### Rows from a dataset

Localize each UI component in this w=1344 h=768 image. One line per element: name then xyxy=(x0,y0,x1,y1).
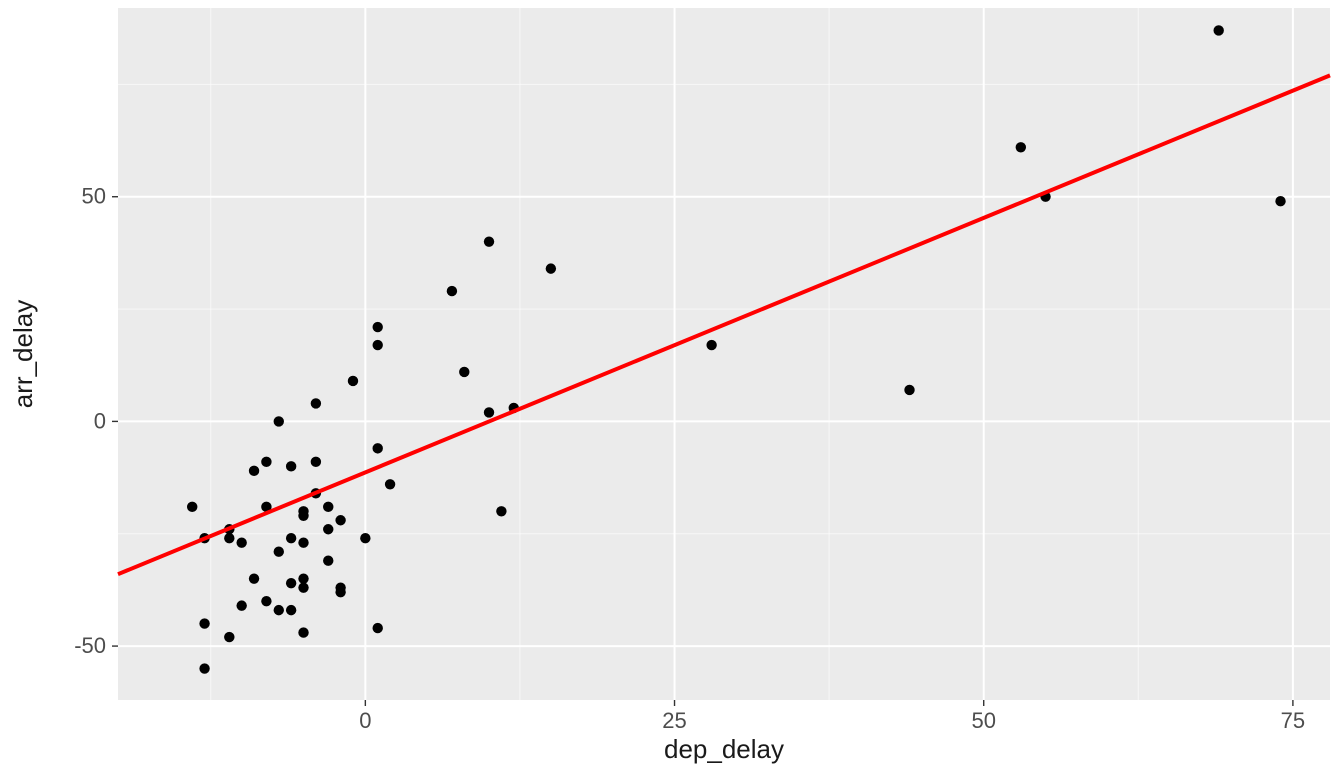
data-point xyxy=(298,511,308,521)
data-point xyxy=(286,533,296,543)
x-axis-title: dep_delay xyxy=(664,734,784,764)
data-point xyxy=(447,286,457,296)
plot-panel xyxy=(118,8,1330,700)
data-point xyxy=(236,600,246,610)
data-point xyxy=(286,461,296,471)
data-point xyxy=(187,502,197,512)
data-point xyxy=(360,533,370,543)
data-point xyxy=(249,466,259,476)
data-point xyxy=(1016,142,1026,152)
y-tick-label: 0 xyxy=(94,408,106,433)
data-point xyxy=(323,502,333,512)
data-point xyxy=(496,506,506,516)
data-point xyxy=(236,538,246,548)
data-point xyxy=(385,479,395,489)
x-tick-label: 0 xyxy=(359,708,371,733)
data-point xyxy=(373,340,383,350)
data-point xyxy=(199,618,209,628)
data-point xyxy=(298,627,308,637)
x-tick-label: 50 xyxy=(971,708,995,733)
data-point xyxy=(261,596,271,606)
data-point xyxy=(546,263,556,273)
y-tick-label: -50 xyxy=(74,633,106,658)
data-point xyxy=(348,376,358,386)
data-point xyxy=(224,533,234,543)
data-point xyxy=(323,524,333,534)
data-point xyxy=(298,573,308,583)
data-point xyxy=(484,407,494,417)
y-axis-title: arr_delay xyxy=(8,300,38,408)
data-point xyxy=(373,623,383,633)
data-point xyxy=(274,547,284,557)
data-point xyxy=(459,367,469,377)
data-point xyxy=(261,457,271,467)
x-tick-label: 25 xyxy=(662,708,686,733)
data-point xyxy=(286,578,296,588)
data-point xyxy=(311,398,321,408)
x-tick-label: 75 xyxy=(1281,708,1305,733)
data-point xyxy=(224,632,234,642)
chart-svg: 0 25 50 75 -50 0 50 dep_delay arr_delay xyxy=(0,0,1344,768)
data-point xyxy=(373,322,383,332)
data-point xyxy=(199,663,209,673)
data-point xyxy=(286,605,296,615)
data-point xyxy=(298,538,308,548)
data-point xyxy=(298,582,308,592)
data-point xyxy=(1213,25,1223,35)
data-point xyxy=(274,605,284,615)
data-point xyxy=(484,236,494,246)
data-point xyxy=(274,416,284,426)
y-tick-label: 50 xyxy=(82,184,106,209)
data-point xyxy=(706,340,716,350)
data-point xyxy=(1275,196,1285,206)
data-point xyxy=(373,443,383,453)
data-point xyxy=(904,385,914,395)
data-point xyxy=(311,457,321,467)
scatter-plot: 0 25 50 75 -50 0 50 dep_delay arr_delay xyxy=(0,0,1344,768)
data-point xyxy=(335,515,345,525)
data-point xyxy=(335,587,345,597)
data-point xyxy=(249,573,259,583)
data-point xyxy=(323,556,333,566)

### Goal
Reproduce every line of the data above verbatim, omitting the pictures.

### Solution for this exercise
Localize each UI component in this w=1344 h=768 image. One line per element: name then xyxy=(x0,y0,x1,y1).
data-point xyxy=(298,511,308,521)
data-point xyxy=(286,533,296,543)
x-axis-title: dep_delay xyxy=(664,734,784,764)
data-point xyxy=(447,286,457,296)
plot-panel xyxy=(118,8,1330,700)
data-point xyxy=(236,600,246,610)
data-point xyxy=(286,461,296,471)
data-point xyxy=(187,502,197,512)
data-point xyxy=(360,533,370,543)
data-point xyxy=(249,466,259,476)
data-point xyxy=(1016,142,1026,152)
y-tick-label: 0 xyxy=(94,408,106,433)
data-point xyxy=(323,502,333,512)
data-point xyxy=(496,506,506,516)
data-point xyxy=(236,538,246,548)
data-point xyxy=(385,479,395,489)
x-tick-label: 0 xyxy=(359,708,371,733)
data-point xyxy=(373,340,383,350)
data-point xyxy=(199,618,209,628)
data-point xyxy=(298,627,308,637)
x-tick-label: 50 xyxy=(971,708,995,733)
data-point xyxy=(261,596,271,606)
data-point xyxy=(546,263,556,273)
y-tick-label: -50 xyxy=(74,633,106,658)
data-point xyxy=(348,376,358,386)
data-point xyxy=(224,533,234,543)
data-point xyxy=(323,524,333,534)
data-point xyxy=(298,573,308,583)
data-point xyxy=(484,407,494,417)
y-axis-title: arr_delay xyxy=(8,300,38,408)
data-point xyxy=(373,623,383,633)
data-point xyxy=(274,547,284,557)
data-point xyxy=(459,367,469,377)
data-point xyxy=(261,457,271,467)
x-tick-label: 25 xyxy=(662,708,686,733)
data-point xyxy=(286,578,296,588)
data-point xyxy=(311,398,321,408)
x-tick-label: 75 xyxy=(1281,708,1305,733)
data-point xyxy=(224,632,234,642)
chart-svg: 0 25 50 75 -50 0 50 dep_delay arr_delay xyxy=(0,0,1344,768)
data-point xyxy=(373,322,383,332)
data-point xyxy=(199,663,209,673)
data-point xyxy=(286,605,296,615)
data-point xyxy=(298,538,308,548)
data-point xyxy=(298,582,308,592)
data-point xyxy=(1213,25,1223,35)
data-point xyxy=(274,605,284,615)
data-point xyxy=(484,236,494,246)
data-point xyxy=(274,416,284,426)
y-tick-label: 50 xyxy=(82,184,106,209)
data-point xyxy=(706,340,716,350)
data-point xyxy=(1275,196,1285,206)
data-point xyxy=(373,443,383,453)
data-point xyxy=(904,385,914,395)
data-point xyxy=(311,457,321,467)
scatter-plot: 0 25 50 75 -50 0 50 dep_delay arr_delay xyxy=(0,0,1344,768)
data-point xyxy=(335,515,345,525)
data-point xyxy=(335,587,345,597)
data-point xyxy=(249,573,259,583)
data-point xyxy=(323,556,333,566)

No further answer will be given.